[Start Records]

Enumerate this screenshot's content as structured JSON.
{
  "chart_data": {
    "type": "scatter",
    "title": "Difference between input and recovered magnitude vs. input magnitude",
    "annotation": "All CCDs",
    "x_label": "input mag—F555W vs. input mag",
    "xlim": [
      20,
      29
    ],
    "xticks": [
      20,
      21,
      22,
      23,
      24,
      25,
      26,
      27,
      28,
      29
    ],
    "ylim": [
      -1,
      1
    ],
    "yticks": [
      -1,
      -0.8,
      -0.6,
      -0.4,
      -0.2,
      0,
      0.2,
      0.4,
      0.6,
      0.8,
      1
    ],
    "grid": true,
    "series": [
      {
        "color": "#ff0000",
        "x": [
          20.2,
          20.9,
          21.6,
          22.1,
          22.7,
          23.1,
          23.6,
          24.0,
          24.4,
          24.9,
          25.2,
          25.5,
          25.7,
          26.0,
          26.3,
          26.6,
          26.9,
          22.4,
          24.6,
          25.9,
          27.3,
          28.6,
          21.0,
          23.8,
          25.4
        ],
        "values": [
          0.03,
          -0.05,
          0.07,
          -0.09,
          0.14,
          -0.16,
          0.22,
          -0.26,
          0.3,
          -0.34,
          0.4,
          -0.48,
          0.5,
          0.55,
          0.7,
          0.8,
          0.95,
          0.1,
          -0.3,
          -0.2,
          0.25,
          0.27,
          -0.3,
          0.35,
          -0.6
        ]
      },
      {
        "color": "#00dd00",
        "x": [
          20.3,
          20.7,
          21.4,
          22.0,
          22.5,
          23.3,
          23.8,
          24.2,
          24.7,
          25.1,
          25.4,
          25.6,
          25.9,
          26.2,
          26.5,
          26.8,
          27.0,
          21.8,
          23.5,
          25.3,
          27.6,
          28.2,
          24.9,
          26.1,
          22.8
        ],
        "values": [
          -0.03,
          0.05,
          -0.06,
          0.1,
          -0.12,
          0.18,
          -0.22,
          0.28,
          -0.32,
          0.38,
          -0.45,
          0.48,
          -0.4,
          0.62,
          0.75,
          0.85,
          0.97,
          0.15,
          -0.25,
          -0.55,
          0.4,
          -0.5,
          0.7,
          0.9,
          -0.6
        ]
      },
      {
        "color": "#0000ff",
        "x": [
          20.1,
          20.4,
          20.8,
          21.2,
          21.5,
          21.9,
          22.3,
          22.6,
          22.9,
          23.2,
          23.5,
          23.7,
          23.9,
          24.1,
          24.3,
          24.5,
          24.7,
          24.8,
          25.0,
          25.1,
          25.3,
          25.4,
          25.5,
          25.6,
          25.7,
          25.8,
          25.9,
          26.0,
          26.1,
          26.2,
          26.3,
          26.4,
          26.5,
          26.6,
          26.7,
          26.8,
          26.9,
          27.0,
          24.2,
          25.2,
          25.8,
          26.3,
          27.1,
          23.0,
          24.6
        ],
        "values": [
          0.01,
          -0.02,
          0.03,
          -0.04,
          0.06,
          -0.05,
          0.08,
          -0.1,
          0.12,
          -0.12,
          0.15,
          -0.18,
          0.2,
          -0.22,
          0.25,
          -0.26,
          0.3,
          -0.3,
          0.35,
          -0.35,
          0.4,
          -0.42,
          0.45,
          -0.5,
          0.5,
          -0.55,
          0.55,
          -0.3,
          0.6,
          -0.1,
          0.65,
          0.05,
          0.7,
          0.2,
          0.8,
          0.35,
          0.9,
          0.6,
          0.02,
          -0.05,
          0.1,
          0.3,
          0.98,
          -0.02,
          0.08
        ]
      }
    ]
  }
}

[End Records]

*Short exercise*
All of the entries must be quoted exactly; please include each one.

*Complete output*
Enumerate this screenshot's content as structured JSON.
{
  "chart_data": {
    "type": "scatter",
    "title": "Difference between input and recovered magnitude vs. input magnitude",
    "annotation": "All CCDs",
    "x_label": "input mag—F555W vs. input mag",
    "xlim": [
      20,
      29
    ],
    "xticks": [
      20,
      21,
      22,
      23,
      24,
      25,
      26,
      27,
      28,
      29
    ],
    "ylim": [
      -1,
      1
    ],
    "yticks": [
      -1,
      -0.8,
      -0.6,
      -0.4,
      -0.2,
      0,
      0.2,
      0.4,
      0.6,
      0.8,
      1
    ],
    "grid": true,
    "series": [
      {
        "color": "#ff0000",
        "x": [
          20.2,
          20.9,
          21.6,
          22.1,
          22.7,
          23.1,
          23.6,
          24.0,
          24.4,
          24.9,
          25.2,
          25.5,
          25.7,
          26.0,
          26.3,
          26.6,
          26.9,
          22.4,
          24.6,
          25.9,
          27.3,
          28.6,
          21.0,
          23.8,
          25.4
        ],
        "values": [
          0.03,
          -0.05,
          0.07,
          -0.09,
          0.14,
          -0.16,
          0.22,
          -0.26,
          0.3,
          -0.34,
          0.4,
          -0.48,
          0.5,
          0.55,
          0.7,
          0.8,
          0.95,
          0.1,
          -0.3,
          -0.2,
          0.25,
          0.27,
          -0.3,
          0.35,
          -0.6
        ]
      },
      {
        "color": "#00dd00",
        "x": [
          20.3,
          20.7,
          21.4,
          22.0,
          22.5,
          23.3,
          23.8,
          24.2,
          24.7,
          25.1,
          25.4,
          25.6,
          25.9,
          26.2,
          26.5,
          26.8,
          27.0,
          21.8,
          23.5,
          25.3,
          27.6,
          28.2,
          24.9,
          26.1,
          22.8
        ],
        "values": [
          -0.03,
          0.05,
          -0.06,
          0.1,
          -0.12,
          0.18,
          -0.22,
          0.28,
          -0.32,
          0.38,
          -0.45,
          0.48,
          -0.4,
          0.62,
          0.75,
          0.85,
          0.97,
          0.15,
          -0.25,
          -0.55,
          0.4,
          -0.5,
          0.7,
          0.9,
          -0.6
        ]
      },
      {
        "color": "#0000ff",
        "x": [
          20.1,
          20.4,
          20.8,
          21.2,
          21.5,
          21.9,
          22.3,
          22.6,
          22.9,
          23.2,
          23.5,
          23.7,
          23.9,
          24.1,
          24.3,
          24.5,
          24.7,
          24.8,
          25.0,
          25.1,
          25.3,
          25.4,
          25.5,
          25.6,
          25.7,
          25.8,
          25.9,
          26.0,
          26.1,
          26.2,
          26.3,
          26.4,
          26.5,
          26.6,
          26.7,
          26.8,
          26.9,
          27.0,
          24.2,
          25.2,
          25.8,
          26.3,
          27.1,
          23.0,
          24.6
        ],
        "values": [
          0.01,
          -0.02,
          0.03,
          -0.04,
          0.06,
          -0.05,
          0.08,
          -0.1,
          0.12,
          -0.12,
          0.15,
          -0.18,
          0.2,
          -0.22,
          0.25,
          -0.26,
          0.3,
          -0.3,
          0.35,
          -0.35,
          0.4,
          -0.42,
          0.45,
          -0.5,
          0.5,
          -0.55,
          0.55,
          -0.3,
          0.6,
          -0.1,
          0.65,
          0.05,
          0.7,
          0.2,
          0.8,
          0.35,
          0.9,
          0.6,
          0.02,
          -0.05,
          0.1,
          0.3,
          0.98,
          -0.02,
          0.08
        ]
      }
    ]
  }
}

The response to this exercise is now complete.